Work to do
In the listing below, identify each line with the word "from" and return those lines.

Working data

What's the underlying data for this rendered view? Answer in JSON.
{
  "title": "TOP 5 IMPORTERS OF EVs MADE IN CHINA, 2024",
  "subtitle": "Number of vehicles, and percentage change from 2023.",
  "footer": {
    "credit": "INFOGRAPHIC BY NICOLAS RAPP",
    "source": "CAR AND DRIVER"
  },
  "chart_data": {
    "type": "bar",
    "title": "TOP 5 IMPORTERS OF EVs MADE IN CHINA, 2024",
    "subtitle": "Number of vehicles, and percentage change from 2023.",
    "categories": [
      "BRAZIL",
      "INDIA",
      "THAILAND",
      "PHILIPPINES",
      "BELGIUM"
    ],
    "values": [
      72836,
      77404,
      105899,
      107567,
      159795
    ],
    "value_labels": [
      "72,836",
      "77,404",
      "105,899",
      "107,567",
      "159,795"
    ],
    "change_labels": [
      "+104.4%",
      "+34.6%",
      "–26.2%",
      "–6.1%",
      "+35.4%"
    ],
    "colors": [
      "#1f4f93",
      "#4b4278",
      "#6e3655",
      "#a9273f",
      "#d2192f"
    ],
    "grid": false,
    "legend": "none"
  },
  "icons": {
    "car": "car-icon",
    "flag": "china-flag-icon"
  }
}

Exercise solution
  "subtitle": "Number of vehicles, and percentage change from 2023.",
    "subtitle": "Number of vehicles, and percentage change from 2023.",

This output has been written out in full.